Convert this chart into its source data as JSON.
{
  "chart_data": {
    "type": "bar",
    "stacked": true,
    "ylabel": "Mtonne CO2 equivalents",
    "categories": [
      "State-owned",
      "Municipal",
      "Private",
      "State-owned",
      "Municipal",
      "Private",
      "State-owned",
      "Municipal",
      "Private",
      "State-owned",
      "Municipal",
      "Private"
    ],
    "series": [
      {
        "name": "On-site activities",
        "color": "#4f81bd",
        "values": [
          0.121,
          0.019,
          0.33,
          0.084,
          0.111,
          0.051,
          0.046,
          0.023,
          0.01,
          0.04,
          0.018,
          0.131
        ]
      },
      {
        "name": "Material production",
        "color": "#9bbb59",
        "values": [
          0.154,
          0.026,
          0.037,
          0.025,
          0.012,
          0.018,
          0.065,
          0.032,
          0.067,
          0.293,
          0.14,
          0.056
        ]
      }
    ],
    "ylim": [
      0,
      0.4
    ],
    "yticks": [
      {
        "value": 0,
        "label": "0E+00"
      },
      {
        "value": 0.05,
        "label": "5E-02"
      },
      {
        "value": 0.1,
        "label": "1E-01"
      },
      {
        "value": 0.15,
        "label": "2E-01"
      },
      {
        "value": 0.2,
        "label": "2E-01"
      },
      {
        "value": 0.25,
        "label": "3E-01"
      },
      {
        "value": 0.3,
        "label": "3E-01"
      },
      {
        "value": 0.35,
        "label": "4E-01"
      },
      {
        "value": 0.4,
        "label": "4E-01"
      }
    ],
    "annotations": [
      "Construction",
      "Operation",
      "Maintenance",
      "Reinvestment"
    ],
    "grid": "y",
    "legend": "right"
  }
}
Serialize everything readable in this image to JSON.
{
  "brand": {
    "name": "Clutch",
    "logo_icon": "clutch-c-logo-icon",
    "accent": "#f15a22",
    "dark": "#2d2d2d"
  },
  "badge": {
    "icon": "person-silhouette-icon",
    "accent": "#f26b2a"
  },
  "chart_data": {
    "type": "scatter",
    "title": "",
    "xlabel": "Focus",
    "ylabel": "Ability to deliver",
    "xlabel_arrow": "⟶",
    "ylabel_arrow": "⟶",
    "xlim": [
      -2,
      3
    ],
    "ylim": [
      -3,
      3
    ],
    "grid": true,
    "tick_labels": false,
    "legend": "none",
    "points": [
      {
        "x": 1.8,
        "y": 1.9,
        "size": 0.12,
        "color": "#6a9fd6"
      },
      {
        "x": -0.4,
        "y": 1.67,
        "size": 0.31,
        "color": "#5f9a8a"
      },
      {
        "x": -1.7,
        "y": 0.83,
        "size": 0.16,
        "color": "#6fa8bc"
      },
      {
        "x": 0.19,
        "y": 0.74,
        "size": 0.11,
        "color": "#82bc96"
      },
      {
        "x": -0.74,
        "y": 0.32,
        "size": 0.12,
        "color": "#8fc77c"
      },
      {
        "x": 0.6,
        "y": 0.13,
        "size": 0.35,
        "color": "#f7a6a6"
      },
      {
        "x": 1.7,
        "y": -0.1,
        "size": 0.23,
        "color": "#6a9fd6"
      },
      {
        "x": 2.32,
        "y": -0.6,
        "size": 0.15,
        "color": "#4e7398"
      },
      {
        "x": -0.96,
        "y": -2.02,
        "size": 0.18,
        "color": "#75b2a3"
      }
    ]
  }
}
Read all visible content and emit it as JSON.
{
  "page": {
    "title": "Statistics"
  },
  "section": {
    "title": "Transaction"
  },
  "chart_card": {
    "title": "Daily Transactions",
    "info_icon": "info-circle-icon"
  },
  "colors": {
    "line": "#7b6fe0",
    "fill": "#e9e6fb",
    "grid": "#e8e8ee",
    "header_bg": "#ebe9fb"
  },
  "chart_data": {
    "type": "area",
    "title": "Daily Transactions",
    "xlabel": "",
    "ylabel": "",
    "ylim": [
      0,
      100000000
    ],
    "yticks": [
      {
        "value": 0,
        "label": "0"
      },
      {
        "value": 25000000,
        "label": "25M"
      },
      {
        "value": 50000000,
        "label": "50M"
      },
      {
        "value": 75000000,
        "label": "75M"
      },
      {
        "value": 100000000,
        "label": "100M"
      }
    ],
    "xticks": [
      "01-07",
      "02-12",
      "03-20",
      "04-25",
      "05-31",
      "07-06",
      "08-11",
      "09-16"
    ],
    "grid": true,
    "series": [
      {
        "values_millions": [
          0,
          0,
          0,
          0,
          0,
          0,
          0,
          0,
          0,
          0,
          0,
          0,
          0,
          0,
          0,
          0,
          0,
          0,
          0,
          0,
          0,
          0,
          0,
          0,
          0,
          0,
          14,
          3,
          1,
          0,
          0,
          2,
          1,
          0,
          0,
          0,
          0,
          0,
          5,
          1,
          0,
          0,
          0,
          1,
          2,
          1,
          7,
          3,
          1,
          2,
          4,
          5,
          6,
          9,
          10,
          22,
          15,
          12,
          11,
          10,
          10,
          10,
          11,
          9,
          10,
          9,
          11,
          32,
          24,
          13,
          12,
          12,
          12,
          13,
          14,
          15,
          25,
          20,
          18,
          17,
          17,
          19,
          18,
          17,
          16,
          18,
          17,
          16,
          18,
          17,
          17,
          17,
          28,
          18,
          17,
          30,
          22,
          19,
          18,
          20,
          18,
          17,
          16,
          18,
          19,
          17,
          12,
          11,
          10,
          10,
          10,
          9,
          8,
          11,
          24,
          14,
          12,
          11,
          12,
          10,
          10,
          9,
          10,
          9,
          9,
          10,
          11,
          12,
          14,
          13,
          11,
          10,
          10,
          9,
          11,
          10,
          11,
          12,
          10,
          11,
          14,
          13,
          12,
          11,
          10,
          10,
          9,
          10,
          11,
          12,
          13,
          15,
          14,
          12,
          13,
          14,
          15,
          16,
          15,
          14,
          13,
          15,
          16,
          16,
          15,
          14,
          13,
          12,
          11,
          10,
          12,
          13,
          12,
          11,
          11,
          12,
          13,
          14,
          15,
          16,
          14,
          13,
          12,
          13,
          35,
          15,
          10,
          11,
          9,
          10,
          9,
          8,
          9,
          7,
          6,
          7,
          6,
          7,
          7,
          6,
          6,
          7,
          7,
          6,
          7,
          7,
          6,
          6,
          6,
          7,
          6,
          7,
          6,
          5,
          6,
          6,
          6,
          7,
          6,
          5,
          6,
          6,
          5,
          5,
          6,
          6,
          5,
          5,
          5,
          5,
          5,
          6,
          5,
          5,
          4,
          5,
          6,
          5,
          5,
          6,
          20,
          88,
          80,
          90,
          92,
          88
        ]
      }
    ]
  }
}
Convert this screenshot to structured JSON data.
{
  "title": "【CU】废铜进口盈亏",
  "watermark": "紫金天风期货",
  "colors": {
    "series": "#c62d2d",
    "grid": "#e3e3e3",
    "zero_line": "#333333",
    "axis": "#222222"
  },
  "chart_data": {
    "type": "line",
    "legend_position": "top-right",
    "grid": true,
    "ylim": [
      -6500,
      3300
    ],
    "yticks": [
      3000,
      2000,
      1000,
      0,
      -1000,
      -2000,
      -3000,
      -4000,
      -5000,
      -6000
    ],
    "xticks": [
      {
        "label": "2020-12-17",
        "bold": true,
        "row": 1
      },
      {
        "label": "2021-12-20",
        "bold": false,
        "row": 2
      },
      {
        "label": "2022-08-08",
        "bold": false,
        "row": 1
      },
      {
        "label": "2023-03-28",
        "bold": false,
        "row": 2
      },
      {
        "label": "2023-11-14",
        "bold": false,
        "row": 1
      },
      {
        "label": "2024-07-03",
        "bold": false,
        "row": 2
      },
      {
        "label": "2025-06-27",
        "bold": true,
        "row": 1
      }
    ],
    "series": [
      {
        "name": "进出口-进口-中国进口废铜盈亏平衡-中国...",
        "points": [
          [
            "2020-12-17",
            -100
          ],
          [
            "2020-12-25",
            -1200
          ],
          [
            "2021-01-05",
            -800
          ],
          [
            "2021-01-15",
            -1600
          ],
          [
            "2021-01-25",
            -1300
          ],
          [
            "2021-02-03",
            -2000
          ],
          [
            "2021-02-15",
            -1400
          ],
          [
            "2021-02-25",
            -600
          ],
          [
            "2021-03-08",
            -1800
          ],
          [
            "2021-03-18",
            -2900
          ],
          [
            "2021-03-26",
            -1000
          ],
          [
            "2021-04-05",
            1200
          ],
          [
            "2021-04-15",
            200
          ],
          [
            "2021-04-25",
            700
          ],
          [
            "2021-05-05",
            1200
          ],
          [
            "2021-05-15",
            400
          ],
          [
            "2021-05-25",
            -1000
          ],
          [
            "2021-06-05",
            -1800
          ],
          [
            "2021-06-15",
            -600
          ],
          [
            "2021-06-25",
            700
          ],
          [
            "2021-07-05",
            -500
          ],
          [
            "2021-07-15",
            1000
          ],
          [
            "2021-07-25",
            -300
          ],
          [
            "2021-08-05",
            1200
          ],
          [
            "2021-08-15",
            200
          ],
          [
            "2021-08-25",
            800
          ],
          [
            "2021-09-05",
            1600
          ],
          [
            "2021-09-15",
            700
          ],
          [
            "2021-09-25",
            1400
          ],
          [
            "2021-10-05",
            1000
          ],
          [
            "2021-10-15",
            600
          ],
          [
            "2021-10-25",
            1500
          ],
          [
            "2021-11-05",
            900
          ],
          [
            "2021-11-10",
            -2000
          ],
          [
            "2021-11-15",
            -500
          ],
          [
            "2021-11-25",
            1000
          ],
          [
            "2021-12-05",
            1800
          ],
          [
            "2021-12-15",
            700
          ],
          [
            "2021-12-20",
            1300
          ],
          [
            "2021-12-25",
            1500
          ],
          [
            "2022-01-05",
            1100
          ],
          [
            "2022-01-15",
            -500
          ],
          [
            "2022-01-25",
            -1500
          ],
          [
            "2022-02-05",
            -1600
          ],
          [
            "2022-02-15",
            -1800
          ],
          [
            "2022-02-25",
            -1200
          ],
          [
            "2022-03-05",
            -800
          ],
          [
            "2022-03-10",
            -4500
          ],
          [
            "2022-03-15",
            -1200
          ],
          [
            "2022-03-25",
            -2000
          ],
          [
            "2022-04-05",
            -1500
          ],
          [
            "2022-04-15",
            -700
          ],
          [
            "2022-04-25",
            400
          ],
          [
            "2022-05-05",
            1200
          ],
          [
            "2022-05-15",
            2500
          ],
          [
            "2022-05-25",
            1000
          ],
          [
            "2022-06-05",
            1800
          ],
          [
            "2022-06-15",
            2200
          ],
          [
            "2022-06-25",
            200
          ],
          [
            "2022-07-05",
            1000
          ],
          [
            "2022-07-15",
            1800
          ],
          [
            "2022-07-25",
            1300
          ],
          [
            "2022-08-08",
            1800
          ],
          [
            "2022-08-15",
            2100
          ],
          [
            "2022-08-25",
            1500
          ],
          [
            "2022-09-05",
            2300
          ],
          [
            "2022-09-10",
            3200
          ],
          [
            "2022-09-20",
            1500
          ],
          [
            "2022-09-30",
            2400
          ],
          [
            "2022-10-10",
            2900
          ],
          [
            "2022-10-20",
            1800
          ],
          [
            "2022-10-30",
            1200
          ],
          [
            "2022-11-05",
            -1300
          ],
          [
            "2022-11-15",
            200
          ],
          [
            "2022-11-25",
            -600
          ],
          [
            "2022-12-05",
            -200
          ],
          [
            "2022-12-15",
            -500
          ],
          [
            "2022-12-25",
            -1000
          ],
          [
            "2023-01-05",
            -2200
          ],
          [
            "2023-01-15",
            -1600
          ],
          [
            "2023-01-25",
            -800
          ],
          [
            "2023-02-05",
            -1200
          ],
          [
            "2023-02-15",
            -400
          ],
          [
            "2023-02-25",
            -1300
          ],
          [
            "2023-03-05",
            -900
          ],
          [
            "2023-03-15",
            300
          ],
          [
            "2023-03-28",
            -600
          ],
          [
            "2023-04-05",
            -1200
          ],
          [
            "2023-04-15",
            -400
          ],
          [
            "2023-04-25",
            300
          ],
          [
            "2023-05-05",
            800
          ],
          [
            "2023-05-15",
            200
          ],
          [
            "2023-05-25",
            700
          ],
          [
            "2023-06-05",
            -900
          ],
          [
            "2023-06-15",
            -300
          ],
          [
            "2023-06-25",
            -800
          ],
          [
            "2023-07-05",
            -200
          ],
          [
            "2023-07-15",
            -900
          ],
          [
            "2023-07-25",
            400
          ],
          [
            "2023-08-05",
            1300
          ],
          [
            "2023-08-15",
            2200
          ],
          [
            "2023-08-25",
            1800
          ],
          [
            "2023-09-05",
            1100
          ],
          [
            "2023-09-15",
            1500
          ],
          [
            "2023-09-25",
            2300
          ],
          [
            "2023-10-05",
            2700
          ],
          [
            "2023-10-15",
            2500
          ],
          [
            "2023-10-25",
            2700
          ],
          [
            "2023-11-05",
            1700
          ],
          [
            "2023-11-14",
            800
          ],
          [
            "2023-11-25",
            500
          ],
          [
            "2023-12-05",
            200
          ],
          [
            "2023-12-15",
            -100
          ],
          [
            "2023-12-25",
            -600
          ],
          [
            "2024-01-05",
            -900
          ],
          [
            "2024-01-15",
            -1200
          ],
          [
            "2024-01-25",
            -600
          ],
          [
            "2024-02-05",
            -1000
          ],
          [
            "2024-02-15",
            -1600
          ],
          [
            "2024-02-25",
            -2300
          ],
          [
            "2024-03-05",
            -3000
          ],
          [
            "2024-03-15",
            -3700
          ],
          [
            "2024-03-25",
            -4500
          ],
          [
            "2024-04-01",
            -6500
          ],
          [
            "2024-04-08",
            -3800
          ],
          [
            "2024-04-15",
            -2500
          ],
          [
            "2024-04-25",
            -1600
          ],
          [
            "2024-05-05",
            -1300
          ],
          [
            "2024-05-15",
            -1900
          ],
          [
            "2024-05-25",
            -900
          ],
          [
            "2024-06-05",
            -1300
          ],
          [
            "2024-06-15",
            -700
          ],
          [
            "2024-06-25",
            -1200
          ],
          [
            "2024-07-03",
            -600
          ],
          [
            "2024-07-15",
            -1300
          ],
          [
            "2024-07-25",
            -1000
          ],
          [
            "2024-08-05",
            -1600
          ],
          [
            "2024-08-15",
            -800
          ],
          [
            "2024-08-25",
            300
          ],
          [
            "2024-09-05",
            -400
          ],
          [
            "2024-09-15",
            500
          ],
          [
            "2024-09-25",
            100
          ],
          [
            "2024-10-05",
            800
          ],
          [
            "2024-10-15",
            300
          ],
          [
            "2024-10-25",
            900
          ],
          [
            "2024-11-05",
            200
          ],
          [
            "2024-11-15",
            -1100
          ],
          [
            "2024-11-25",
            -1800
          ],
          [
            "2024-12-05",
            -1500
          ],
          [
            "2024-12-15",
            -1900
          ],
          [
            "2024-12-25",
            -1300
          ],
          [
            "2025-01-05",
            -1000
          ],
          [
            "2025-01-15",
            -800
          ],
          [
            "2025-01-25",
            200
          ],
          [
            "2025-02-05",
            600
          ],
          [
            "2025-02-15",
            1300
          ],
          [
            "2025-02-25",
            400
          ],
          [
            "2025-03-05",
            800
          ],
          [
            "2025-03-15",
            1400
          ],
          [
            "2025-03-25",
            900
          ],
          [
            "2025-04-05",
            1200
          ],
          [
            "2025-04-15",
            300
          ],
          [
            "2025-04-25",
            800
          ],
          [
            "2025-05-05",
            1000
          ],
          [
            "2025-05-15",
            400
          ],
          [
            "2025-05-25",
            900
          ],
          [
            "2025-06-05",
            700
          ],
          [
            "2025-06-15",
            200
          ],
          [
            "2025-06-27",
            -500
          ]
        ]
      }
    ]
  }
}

● EXERCISE PROMPT:
Look through the data and gather every line with the string "JSON" in it.

● WRITTEN SOLUTION:
Convert this chart into its source data as JSON.
Serialize everything readable in this image to JSON.
Read all visible content and emit it as JSON.
Convert this screenshot to structured JSON data.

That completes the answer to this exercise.